## Short task
Examine the entries and show every line in which the word "множества" is found.

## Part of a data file
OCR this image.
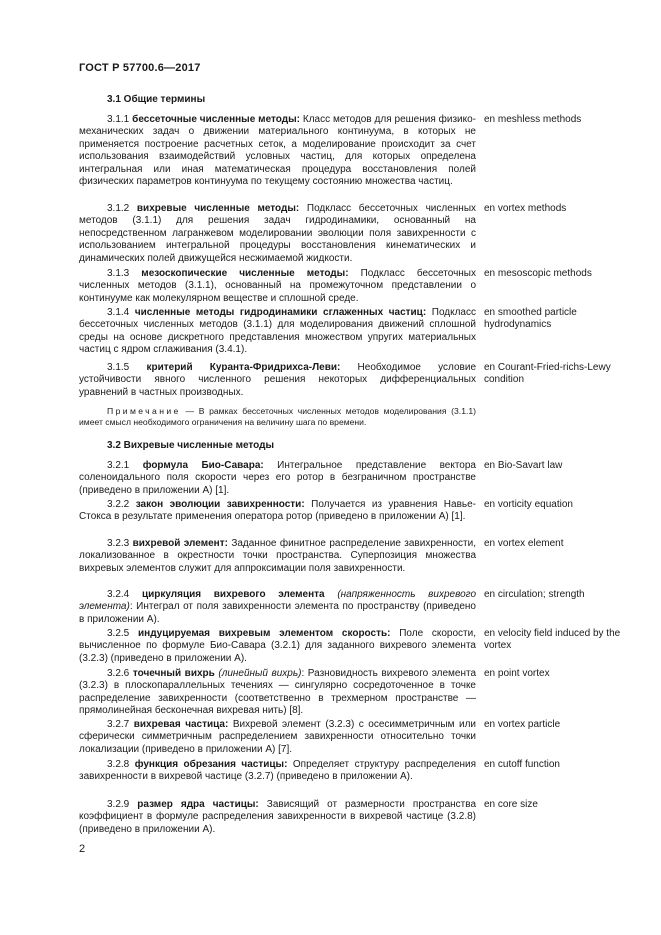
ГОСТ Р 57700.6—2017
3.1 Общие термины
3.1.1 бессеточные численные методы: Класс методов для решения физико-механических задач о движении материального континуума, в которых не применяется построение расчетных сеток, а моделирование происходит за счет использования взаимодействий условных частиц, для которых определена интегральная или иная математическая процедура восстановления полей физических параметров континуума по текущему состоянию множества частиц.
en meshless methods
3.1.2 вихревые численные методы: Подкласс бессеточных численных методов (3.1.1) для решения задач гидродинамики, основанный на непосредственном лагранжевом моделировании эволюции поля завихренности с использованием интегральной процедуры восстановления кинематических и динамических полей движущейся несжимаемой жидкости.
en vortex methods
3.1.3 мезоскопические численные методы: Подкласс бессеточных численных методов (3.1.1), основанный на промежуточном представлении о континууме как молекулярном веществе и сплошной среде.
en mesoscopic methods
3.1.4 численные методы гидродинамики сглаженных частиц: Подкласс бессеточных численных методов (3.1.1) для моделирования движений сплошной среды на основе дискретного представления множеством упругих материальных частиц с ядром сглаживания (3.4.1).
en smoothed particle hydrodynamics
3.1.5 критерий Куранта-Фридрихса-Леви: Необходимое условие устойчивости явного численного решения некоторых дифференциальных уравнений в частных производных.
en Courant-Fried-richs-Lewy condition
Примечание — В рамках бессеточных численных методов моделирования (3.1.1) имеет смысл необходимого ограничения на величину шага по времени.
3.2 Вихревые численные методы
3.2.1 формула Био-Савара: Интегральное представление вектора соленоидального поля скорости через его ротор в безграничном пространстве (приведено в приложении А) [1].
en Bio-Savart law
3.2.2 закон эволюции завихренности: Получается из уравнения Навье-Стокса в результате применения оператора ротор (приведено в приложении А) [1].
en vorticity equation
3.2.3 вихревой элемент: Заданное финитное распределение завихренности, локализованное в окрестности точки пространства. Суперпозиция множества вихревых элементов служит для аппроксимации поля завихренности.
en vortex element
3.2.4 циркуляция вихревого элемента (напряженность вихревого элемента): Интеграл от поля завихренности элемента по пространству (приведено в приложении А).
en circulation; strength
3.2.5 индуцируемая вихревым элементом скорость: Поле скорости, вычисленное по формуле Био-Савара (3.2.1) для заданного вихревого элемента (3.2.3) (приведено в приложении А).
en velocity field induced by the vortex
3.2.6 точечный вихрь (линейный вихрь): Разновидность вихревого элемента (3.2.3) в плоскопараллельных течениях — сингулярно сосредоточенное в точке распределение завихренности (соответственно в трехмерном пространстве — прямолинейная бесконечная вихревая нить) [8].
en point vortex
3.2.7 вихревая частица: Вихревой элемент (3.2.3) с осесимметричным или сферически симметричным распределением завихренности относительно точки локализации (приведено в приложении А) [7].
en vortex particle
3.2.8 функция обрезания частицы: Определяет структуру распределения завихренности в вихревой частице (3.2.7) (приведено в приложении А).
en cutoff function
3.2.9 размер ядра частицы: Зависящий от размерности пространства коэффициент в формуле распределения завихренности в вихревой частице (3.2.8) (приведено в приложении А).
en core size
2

--

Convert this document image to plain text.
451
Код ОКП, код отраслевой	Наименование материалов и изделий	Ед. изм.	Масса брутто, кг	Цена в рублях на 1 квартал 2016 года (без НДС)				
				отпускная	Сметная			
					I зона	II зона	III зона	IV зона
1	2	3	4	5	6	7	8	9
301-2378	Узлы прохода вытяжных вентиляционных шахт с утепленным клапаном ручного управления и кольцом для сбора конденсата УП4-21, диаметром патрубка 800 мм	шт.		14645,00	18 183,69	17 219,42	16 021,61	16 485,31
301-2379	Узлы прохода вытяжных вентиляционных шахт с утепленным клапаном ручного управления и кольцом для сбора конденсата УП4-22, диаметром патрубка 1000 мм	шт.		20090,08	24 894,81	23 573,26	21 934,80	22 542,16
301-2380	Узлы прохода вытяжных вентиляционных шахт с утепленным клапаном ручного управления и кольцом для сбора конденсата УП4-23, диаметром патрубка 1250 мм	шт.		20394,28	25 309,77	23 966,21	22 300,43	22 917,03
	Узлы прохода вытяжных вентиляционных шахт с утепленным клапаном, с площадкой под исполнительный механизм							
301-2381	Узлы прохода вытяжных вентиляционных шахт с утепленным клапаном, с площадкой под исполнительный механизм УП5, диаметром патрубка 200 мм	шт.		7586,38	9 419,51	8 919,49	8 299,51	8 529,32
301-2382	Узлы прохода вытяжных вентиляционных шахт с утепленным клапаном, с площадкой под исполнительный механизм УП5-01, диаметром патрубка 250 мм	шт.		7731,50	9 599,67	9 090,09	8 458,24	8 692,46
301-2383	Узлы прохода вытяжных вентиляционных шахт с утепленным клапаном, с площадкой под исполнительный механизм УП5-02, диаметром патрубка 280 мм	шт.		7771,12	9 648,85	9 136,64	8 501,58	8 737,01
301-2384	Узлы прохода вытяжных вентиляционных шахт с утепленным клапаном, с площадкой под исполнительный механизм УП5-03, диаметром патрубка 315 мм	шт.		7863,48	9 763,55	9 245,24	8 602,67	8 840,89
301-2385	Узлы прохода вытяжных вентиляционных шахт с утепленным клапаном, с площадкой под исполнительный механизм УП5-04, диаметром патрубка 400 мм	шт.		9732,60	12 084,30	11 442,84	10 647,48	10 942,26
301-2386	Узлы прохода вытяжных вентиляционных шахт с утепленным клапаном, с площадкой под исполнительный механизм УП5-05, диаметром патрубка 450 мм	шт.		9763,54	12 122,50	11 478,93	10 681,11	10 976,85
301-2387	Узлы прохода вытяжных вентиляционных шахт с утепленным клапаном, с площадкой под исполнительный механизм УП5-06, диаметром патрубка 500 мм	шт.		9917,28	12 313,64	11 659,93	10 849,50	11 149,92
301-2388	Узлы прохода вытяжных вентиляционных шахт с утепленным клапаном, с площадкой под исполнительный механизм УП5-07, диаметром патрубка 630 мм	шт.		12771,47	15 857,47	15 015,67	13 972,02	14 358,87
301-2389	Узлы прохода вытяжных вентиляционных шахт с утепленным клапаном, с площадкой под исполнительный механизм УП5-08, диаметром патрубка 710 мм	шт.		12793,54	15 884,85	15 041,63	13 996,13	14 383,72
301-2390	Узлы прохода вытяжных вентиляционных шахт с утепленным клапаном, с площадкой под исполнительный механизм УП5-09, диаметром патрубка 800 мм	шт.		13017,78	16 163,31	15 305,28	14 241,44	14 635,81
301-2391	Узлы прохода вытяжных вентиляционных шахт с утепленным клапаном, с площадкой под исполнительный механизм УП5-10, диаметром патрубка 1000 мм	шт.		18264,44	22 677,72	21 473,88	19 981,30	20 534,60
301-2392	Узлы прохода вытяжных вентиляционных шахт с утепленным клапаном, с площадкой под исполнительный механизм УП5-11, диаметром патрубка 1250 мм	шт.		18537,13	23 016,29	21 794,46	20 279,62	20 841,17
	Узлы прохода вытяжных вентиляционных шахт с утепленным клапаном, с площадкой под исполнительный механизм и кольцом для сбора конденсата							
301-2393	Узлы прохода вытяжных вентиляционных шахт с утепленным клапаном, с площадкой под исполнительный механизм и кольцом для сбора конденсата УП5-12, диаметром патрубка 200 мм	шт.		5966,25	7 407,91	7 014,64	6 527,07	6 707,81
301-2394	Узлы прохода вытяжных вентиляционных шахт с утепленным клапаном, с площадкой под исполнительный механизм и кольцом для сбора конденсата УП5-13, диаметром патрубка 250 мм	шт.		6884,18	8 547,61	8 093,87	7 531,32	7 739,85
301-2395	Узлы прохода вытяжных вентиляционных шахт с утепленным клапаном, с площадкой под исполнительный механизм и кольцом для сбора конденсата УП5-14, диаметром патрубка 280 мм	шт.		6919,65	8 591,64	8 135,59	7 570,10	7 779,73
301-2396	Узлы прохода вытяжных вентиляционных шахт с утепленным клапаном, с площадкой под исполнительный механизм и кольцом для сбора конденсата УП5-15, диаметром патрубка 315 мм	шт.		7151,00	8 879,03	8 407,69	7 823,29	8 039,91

## Response below
3.1.1 бессеточные численные методы: Класс методов для решения физико-механических задач о движении материального континуума, в которых не применяется построение расчетных сеток, а моделирование происходит за счет использования взаимодействий условных частиц, для которых определена интегральная или иная математическая процедура восстановления полей физических параметров континуума по текущему состоянию множества частиц.
3.2.3 вихревой элемент: Заданное финитное распределение завихренности, локализованное в окрестности точки пространства. Суперпозиция множества вихревых элементов служит для аппроксимации поля завихренности.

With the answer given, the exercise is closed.